> [WRITTEN REQUEST]: Strip the pictures and reproduce the rest of the listing exactly.

•••••

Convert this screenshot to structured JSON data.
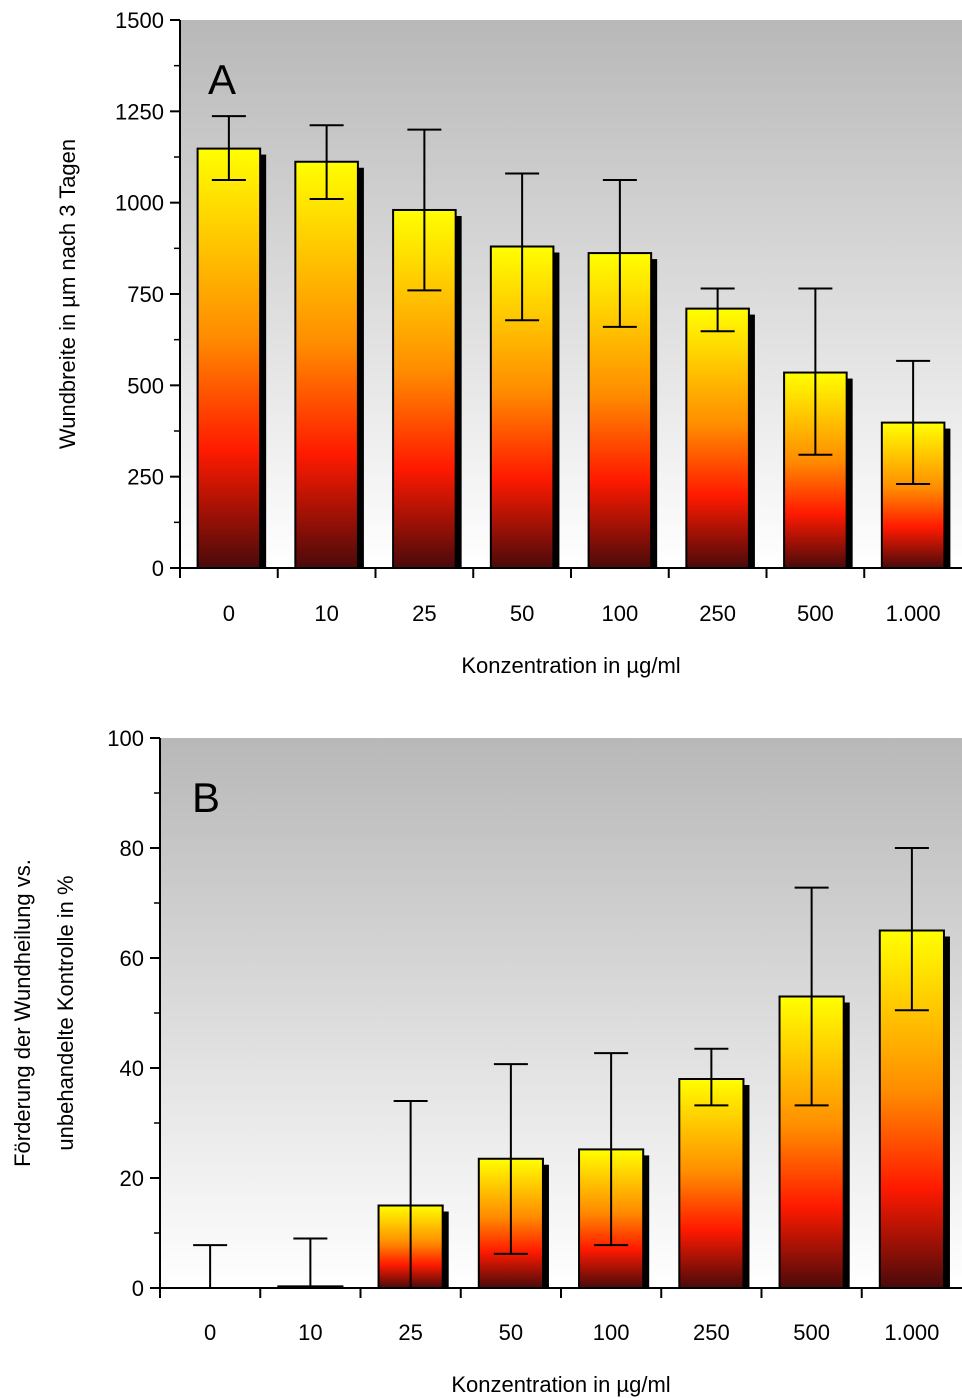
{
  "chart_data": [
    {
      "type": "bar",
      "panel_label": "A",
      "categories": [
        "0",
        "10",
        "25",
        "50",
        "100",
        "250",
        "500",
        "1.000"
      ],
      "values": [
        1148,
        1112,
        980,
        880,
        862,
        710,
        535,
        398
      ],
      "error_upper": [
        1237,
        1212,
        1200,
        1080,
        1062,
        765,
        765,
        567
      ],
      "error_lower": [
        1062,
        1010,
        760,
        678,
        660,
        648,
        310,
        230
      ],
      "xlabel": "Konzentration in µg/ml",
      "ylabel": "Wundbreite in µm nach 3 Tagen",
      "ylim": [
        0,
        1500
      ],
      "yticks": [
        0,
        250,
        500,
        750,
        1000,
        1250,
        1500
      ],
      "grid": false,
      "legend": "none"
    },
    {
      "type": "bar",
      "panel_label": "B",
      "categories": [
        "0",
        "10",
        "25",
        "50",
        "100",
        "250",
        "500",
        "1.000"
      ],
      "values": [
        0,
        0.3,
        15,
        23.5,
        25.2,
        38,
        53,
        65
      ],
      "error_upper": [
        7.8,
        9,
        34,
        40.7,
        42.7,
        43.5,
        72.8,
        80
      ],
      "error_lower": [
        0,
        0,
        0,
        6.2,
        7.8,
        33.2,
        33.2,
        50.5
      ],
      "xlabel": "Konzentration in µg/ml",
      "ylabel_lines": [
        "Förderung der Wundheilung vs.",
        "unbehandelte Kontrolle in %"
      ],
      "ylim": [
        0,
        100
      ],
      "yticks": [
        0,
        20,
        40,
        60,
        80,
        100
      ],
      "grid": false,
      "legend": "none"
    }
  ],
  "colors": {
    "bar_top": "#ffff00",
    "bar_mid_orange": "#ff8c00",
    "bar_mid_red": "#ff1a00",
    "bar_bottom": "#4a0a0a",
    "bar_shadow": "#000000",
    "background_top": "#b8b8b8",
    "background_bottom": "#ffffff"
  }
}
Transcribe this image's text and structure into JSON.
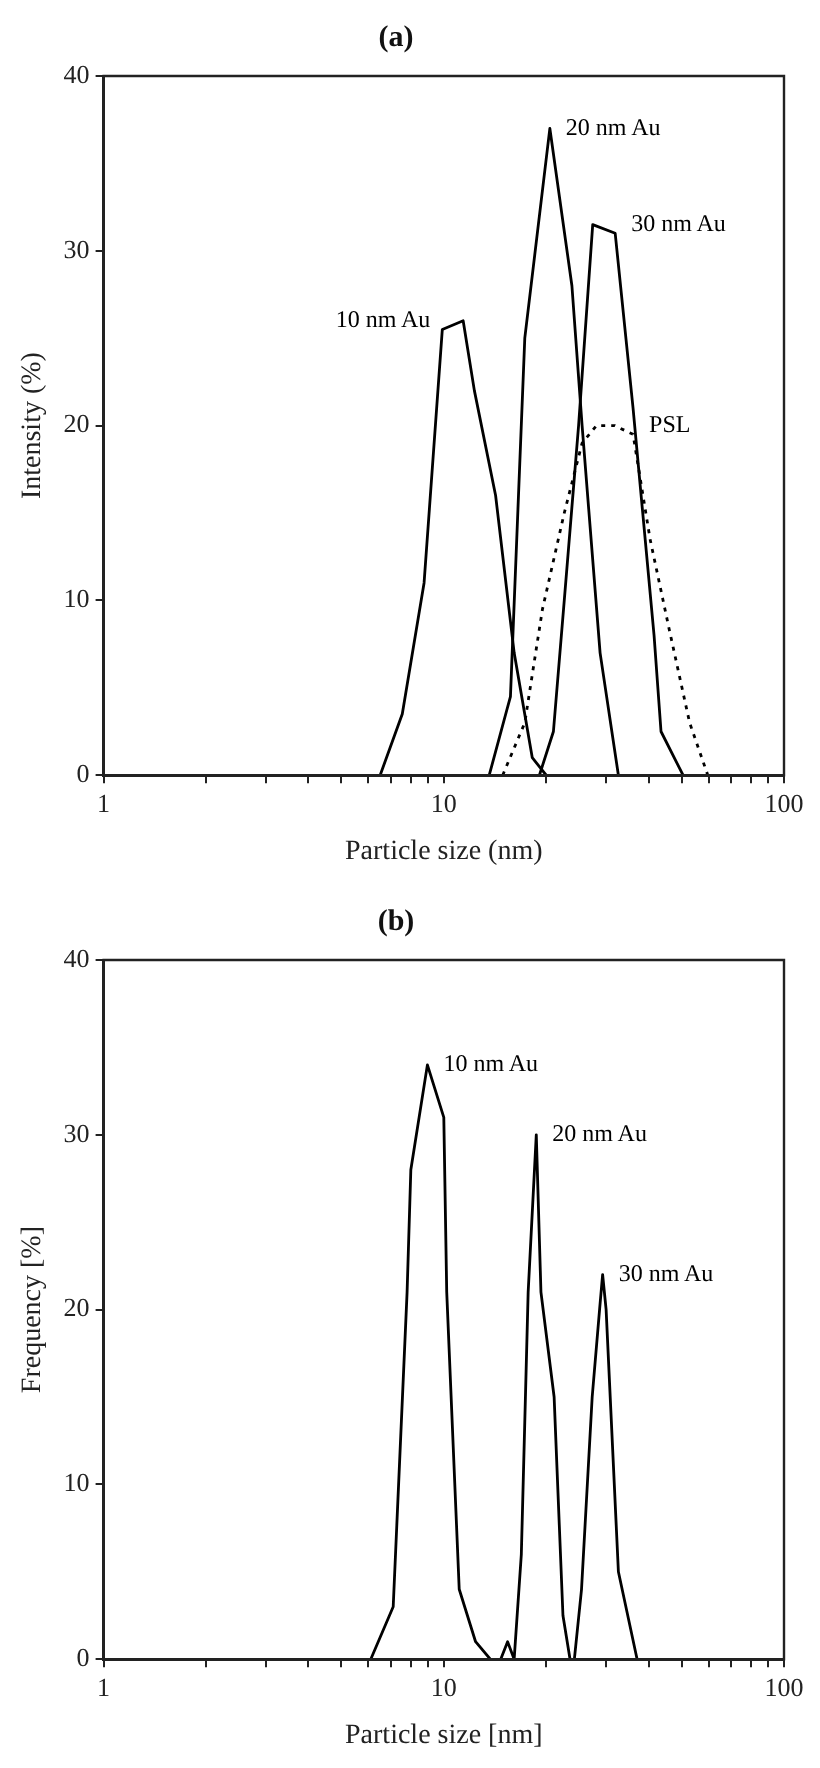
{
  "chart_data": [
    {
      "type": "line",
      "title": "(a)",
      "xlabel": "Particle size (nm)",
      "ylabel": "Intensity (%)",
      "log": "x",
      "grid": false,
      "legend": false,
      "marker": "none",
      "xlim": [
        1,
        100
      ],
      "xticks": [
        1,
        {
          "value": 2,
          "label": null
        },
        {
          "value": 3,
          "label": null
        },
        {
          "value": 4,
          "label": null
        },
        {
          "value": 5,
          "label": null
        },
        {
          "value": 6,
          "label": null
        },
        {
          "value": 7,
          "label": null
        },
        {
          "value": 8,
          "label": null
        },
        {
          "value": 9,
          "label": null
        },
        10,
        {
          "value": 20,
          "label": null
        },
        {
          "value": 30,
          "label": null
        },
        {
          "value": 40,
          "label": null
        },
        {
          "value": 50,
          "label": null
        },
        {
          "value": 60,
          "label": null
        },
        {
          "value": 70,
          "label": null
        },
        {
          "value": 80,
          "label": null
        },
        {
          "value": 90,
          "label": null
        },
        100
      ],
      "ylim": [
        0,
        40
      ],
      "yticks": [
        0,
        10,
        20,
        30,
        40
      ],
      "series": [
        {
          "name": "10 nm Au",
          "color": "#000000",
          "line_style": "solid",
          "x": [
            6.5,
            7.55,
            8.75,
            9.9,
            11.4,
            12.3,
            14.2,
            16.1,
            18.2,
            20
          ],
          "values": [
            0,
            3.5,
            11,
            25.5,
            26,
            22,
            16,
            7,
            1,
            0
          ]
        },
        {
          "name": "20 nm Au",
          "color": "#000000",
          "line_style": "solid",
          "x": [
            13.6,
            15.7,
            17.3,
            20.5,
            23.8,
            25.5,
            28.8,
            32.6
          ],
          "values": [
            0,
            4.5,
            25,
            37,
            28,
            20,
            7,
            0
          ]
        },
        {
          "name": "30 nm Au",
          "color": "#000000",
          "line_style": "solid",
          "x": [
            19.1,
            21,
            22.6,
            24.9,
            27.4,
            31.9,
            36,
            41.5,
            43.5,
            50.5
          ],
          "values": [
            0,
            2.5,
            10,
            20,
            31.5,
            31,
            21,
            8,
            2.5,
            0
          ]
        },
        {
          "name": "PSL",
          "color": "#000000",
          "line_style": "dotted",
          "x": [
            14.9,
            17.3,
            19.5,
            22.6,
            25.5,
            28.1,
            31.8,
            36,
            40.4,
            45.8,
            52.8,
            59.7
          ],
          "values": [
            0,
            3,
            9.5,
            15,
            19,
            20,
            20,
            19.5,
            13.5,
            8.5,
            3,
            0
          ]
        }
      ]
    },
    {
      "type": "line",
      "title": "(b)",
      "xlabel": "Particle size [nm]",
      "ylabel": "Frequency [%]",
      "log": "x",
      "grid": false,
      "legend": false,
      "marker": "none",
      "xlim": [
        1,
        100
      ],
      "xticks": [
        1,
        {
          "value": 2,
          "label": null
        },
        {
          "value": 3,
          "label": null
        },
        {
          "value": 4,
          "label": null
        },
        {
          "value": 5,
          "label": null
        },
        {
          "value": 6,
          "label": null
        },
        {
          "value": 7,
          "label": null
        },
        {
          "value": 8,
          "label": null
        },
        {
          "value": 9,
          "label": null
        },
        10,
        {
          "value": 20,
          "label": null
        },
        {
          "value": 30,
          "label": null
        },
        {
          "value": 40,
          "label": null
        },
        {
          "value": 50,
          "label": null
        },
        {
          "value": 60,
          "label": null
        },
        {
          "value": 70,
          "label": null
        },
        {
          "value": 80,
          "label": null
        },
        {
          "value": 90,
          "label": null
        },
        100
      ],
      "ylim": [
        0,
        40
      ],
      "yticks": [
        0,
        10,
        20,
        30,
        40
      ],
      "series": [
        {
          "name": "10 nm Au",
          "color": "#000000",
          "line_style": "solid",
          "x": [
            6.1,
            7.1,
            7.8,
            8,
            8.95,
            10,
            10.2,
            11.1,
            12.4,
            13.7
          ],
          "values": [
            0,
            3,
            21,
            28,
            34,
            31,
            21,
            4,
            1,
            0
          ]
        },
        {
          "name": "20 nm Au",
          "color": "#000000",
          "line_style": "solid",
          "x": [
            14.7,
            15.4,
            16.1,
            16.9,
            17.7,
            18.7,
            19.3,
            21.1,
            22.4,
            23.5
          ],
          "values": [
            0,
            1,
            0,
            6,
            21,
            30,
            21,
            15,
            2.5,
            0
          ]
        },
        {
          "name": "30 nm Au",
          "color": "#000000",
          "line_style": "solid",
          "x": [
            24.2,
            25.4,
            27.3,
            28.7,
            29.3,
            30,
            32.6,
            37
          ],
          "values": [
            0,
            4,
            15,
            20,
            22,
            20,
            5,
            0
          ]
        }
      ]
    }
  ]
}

•••••

> [COMPLETED TASK]:
Convert this screenshot to structured JSON data.
{
  "chart_data": [
    {
      "type": "bar",
      "panel_label": "A",
      "categories": [
        "0",
        "10",
        "25",
        "50",
        "100",
        "250",
        "500",
        "1.000"
      ],
      "values": [
        1148,
        1112,
        980,
        880,
        862,
        710,
        535,
        398
      ],
      "error_upper": [
        1237,
        1212,
        1200,
        1080,
        1062,
        765,
        765,
        567
      ],
      "error_lower": [
        1062,
        1010,
        760,
        678,
        660,
        648,
        310,
        230
      ],
      "xlabel": "Konzentration in µg/ml",
      "ylabel": "Wundbreite in µm nach 3 Tagen",
      "ylim": [
        0,
        1500
      ],
      "yticks": [
        0,
        250,
        500,
        750,
        1000,
        1250,
        1500
      ],
      "grid": false,
      "legend": "none"
    },
    {
      "type": "bar",
      "panel_label": "B",
      "categories": [
        "0",
        "10",
        "25",
        "50",
        "100",
        "250",
        "500",
        "1.000"
      ],
      "values": [
        0,
        0.3,
        15,
        23.5,
        25.2,
        38,
        53,
        65
      ],
      "error_upper": [
        7.8,
        9,
        34,
        40.7,
        42.7,
        43.5,
        72.8,
        80
      ],
      "error_lower": [
        0,
        0,
        0,
        6.2,
        7.8,
        33.2,
        33.2,
        50.5
      ],
      "xlabel": "Konzentration in µg/ml",
      "ylabel_lines": [
        "Förderung der Wundheilung vs.",
        "unbehandelte Kontrolle in %"
      ],
      "ylim": [
        0,
        100
      ],
      "yticks": [
        0,
        20,
        40,
        60,
        80,
        100
      ],
      "grid": false,
      "legend": "none"
    }
  ],
  "colors": {
    "bar_top": "#ffff00",
    "bar_mid_orange": "#ff8c00",
    "bar_mid_red": "#ff1a00",
    "bar_bottom": "#4a0a0a",
    "bar_shadow": "#000000",
    "background_top": "#b8b8b8",
    "background_bottom": "#ffffff"
  }
}
Transcribe this image's text and structure into JSON.
{
  "chart_data": [
    {
      "type": "line",
      "title": "(a)",
      "xlabel": "Particle size (nm)",
      "ylabel": "Intensity (%)",
      "log": "x",
      "grid": false,
      "legend": false,
      "marker": "none",
      "xlim": [
        1,
        100
      ],
      "xticks": [
        1,
        {
          "value": 2,
          "label": null
        },
        {
          "value": 3,
          "label": null
        },
        {
          "value": 4,
          "label": null
        },
        {
          "value": 5,
          "label": null
        },
        {
          "value": 6,
          "label": null
        },
        {
          "value": 7,
          "label": null
        },
        {
          "value": 8,
          "label": null
        },
        {
          "value": 9,
          "label": null
        },
        10,
        {
          "value": 20,
          "label": null
        },
        {
          "value": 30,
          "label": null
        },
        {
          "value": 40,
          "label": null
        },
        {
          "value": 50,
          "label": null
        },
        {
          "value": 60,
          "label": null
        },
        {
          "value": 70,
          "label": null
        },
        {
          "value": 80,
          "label": null
        },
        {
          "value": 90,
          "label": null
        },
        100
      ],
      "ylim": [
        0,
        40
      ],
      "yticks": [
        0,
        10,
        20,
        30,
        40
      ],
      "series": [
        {
          "name": "10 nm Au",
          "color": "#000000",
          "line_style": "solid",
          "x": [
            6.5,
            7.55,
            8.75,
            9.9,
            11.4,
            12.3,
            14.2,
            16.1,
            18.2,
            20
          ],
          "values": [
            0,
            3.5,
            11,
            25.5,
            26,
            22,
            16,
            7,
            1,
            0
          ]
        },
        {
          "name": "20 nm Au",
          "color": "#000000",
          "line_style": "solid",
          "x": [
            13.6,
            15.7,
            17.3,
            20.5,
            23.8,
            25.5,
            28.8,
            32.6
          ],
          "values": [
            0,
            4.5,
            25,
            37,
            28,
            20,
            7,
            0
          ]
        },
        {
          "name": "30 nm Au",
          "color": "#000000",
          "line_style": "solid",
          "x": [
            19.1,
            21,
            22.6,
            24.9,
            27.4,
            31.9,
            36,
            41.5,
            43.5,
            50.5
          ],
          "values": [
            0,
            2.5,
            10,
            20,
            31.5,
            31,
            21,
            8,
            2.5,
            0
          ]
        },
        {
          "name": "PSL",
          "color": "#000000",
          "line_style": "dotted",
          "x": [
            14.9,
            17.3,
            19.5,
            22.6,
            25.5,
            28.1,
            31.8,
            36,
            40.4,
            45.8,
            52.8,
            59.7
          ],
          "values": [
            0,
            3,
            9.5,
            15,
            19,
            20,
            20,
            19.5,
            13.5,
            8.5,
            3,
            0
          ]
        }
      ]
    },
    {
      "type": "line",
      "title": "(b)",
      "xlabel": "Particle size [nm]",
      "ylabel": "Frequency [%]",
      "log": "x",
      "grid": false,
      "legend": false,
      "marker": "none",
      "xlim": [
        1,
        100
      ],
      "xticks": [
        1,
        {
          "value": 2,
          "label": null
        },
        {
          "value": 3,
          "label": null
        },
        {
          "value": 4,
          "label": null
        },
        {
          "value": 5,
          "label": null
        },
        {
          "value": 6,
          "label": null
        },
        {
          "value": 7,
          "label": null
        },
        {
          "value": 8,
          "label": null
        },
        {
          "value": 9,
          "label": null
        },
        10,
        {
          "value": 20,
          "label": null
        },
        {
          "value": 30,
          "label": null
        },
        {
          "value": 40,
          "label": null
        },
        {
          "value": 50,
          "label": null
        },
        {
          "value": 60,
          "label": null
        },
        {
          "value": 70,
          "label": null
        },
        {
          "value": 80,
          "label": null
        },
        {
          "value": 90,
          "label": null
        },
        100
      ],
      "ylim": [
        0,
        40
      ],
      "yticks": [
        0,
        10,
        20,
        30,
        40
      ],
      "series": [
        {
          "name": "10 nm Au",
          "color": "#000000",
          "line_style": "solid",
          "x": [
            6.1,
            7.1,
            7.8,
            8,
            8.95,
            10,
            10.2,
            11.1,
            12.4,
            13.7
          ],
          "values": [
            0,
            3,
            21,
            28,
            34,
            31,
            21,
            4,
            1,
            0
          ]
        },
        {
          "name": "20 nm Au",
          "color": "#000000",
          "line_style": "solid",
          "x": [
            14.7,
            15.4,
            16.1,
            16.9,
            17.7,
            18.7,
            19.3,
            21.1,
            22.4,
            23.5
          ],
          "values": [
            0,
            1,
            0,
            6,
            21,
            30,
            21,
            15,
            2.5,
            0
          ]
        },
        {
          "name": "30 nm Au",
          "color": "#000000",
          "line_style": "solid",
          "x": [
            24.2,
            25.4,
            27.3,
            28.7,
            29.3,
            30,
            32.6,
            37
          ],
          "values": [
            0,
            4,
            15,
            20,
            22,
            20,
            5,
            0
          ]
        }
      ]
    }
  ]
}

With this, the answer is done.